:: Set task ::
Please transcribe the Club Sando F.C. text from "Club Sando Football" up to and including "Pro Bowl semifinal.", keeping every word and punctuation mark unchanged.

:: Text to read ::
----------------------------------------

Club Sando
- Founded: 1991; 35 years ago
- Ground: Ato Boldon Stadium, Couva
- Capacity: 10,000
- Manager: Angus Eve
- League: TT Pro League
- 2025–26: TT Pro League, 62nd
| Third colours |

= Club Sando F.C. =

Association football club based in Couva, Trinidad and Tobago

Club Sando Football Club is a professional football club from Trinidad and Tobago. The club are currently members of the TT Pro League and play at the Ato Boldon Stadium in Couva.

==History==
Established in 1991, the club spent most of its years in the National Super League. They applied to join the TT Pro League for the 2014–15 season after finishing as runners up in the National Super League in 2013–14, but were rejected. However, after winning the Super League in 2014–15, they were granted access as they were deemed financially stable to the TT Pro League and finished in a respectable 7th place. In the 2016–17 TT Pro League they improved to finish 5th and made it to the 2017 Trinidad and Tobago Pro Bowl semifinal.

----------------------------------------

:: Dataset extract ::
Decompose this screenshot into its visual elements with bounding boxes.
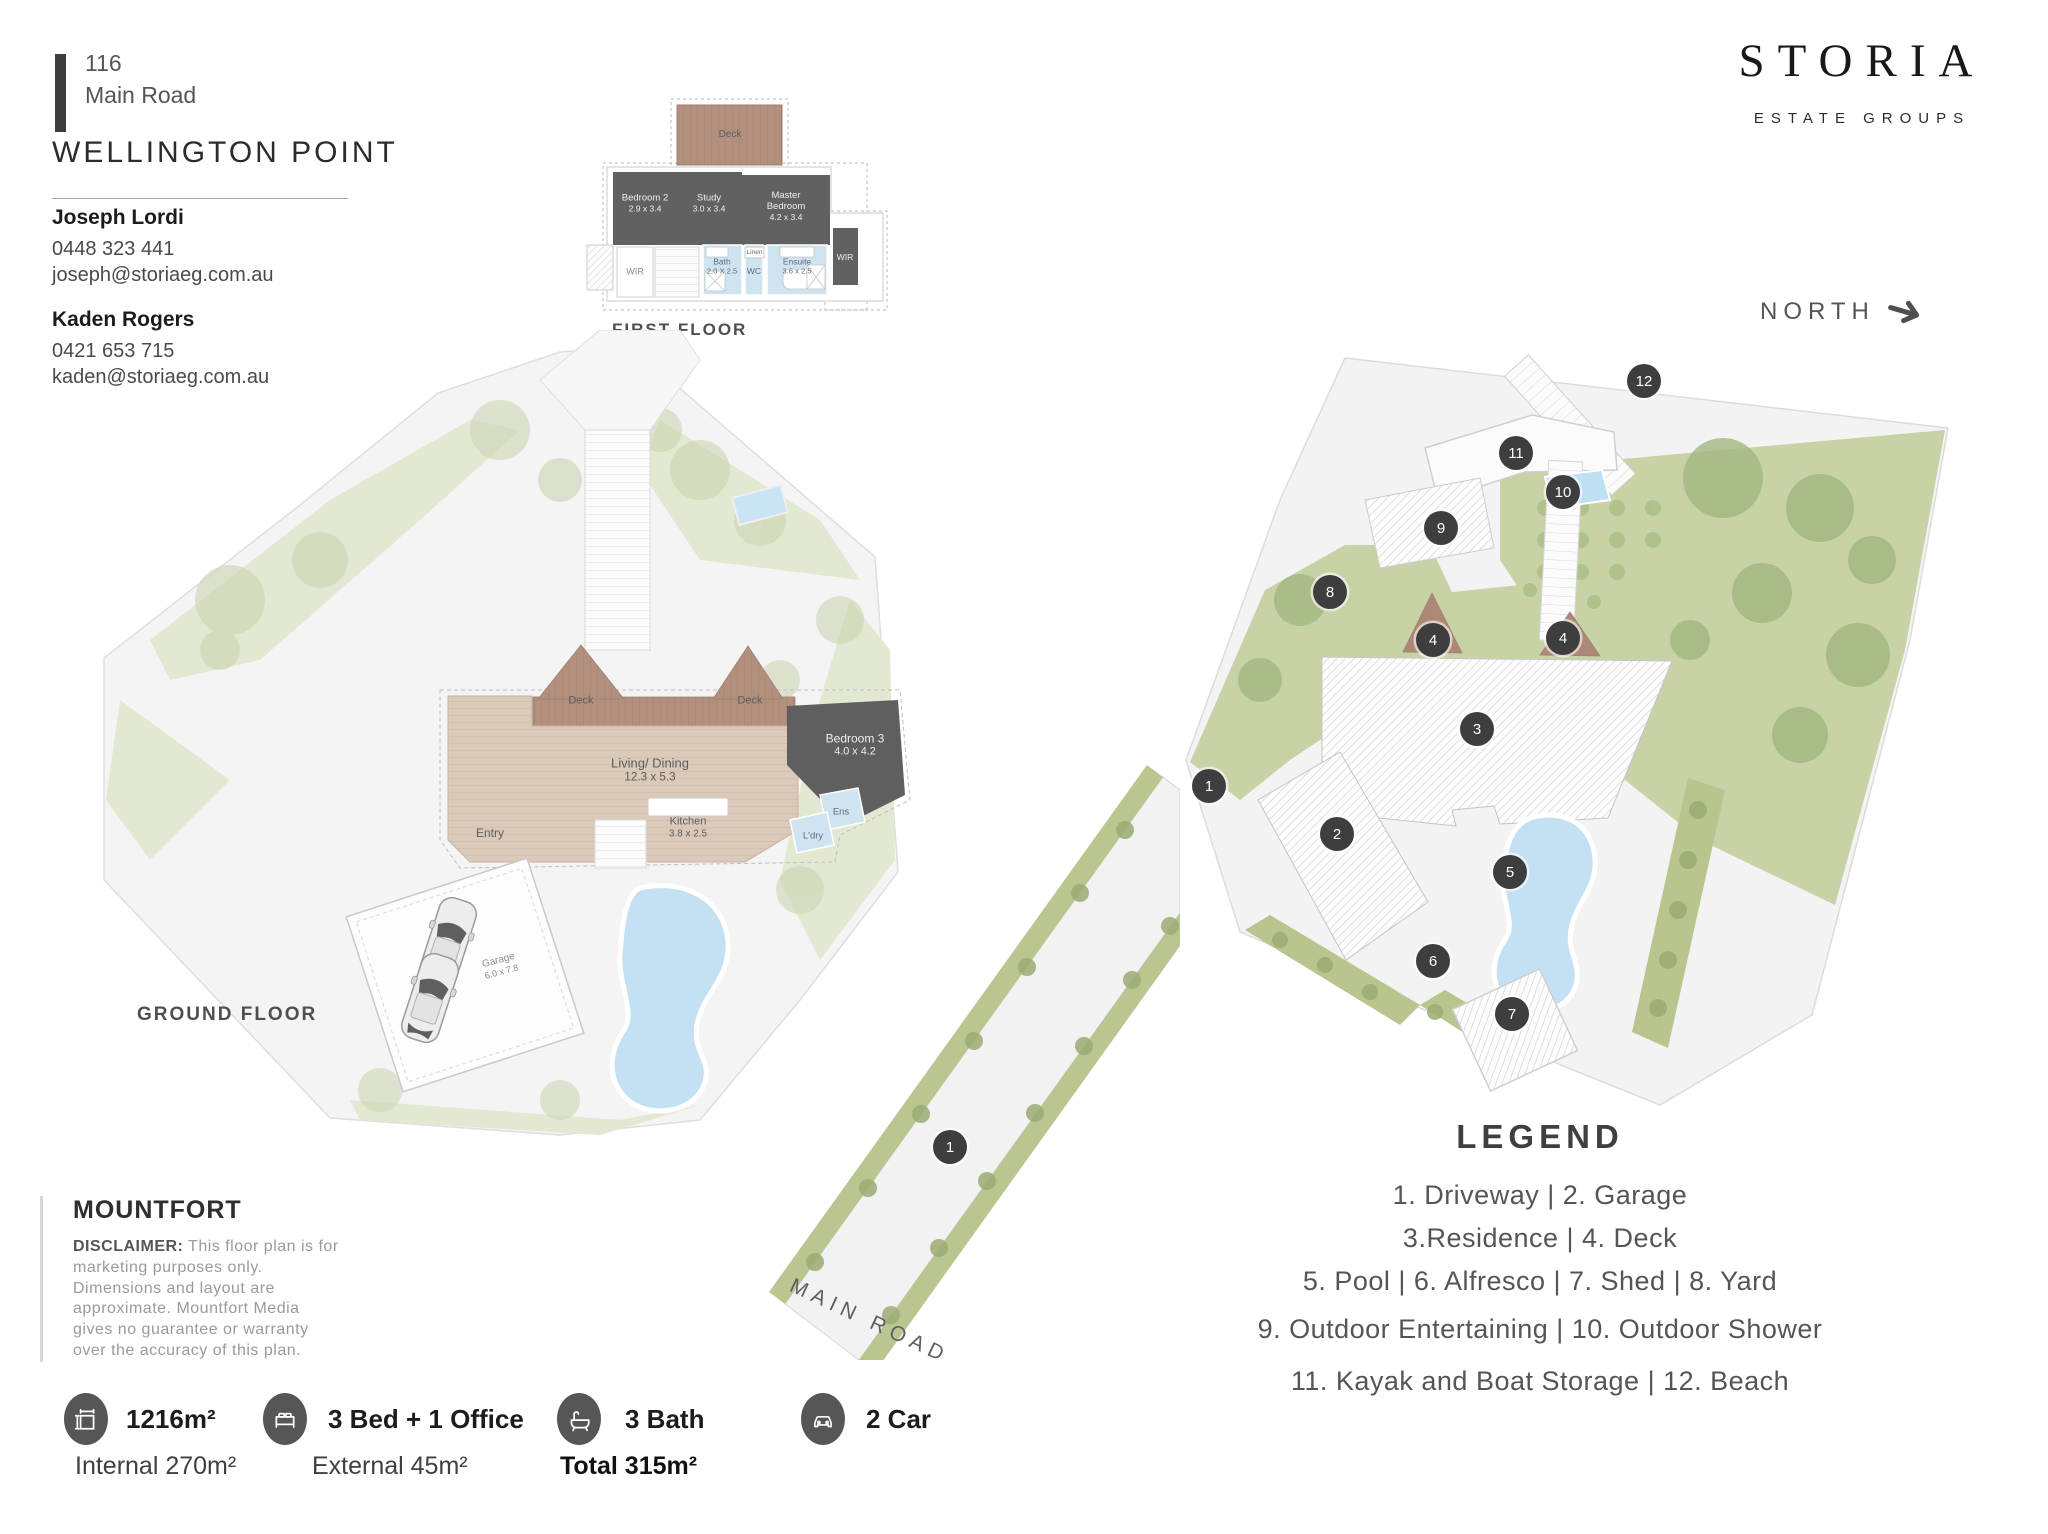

----------------------------------------

:: Final answer ::
Club Sando Football Club is a professional football club from Trinidad and Tobago. The club are currently members of the TT Pro League and play at the Ato Boldon Stadium in Couva.

==History==
Established in 1991, the club spent most of its years in the National Super League. They applied to join the TT Pro League for the 2014–15 season after finishing as runners up in the National Super League in 2013–14, but were rejected. However, after winning the Super League in 2014–15, they were granted access as they were deemed financially stable to the TT Pro League and finished in a respectable 7th place. In the 2016–17 TT Pro League they improved to finish 5th and made it to the 2017 Trinidad and Tobago Pro Bowl semifinal.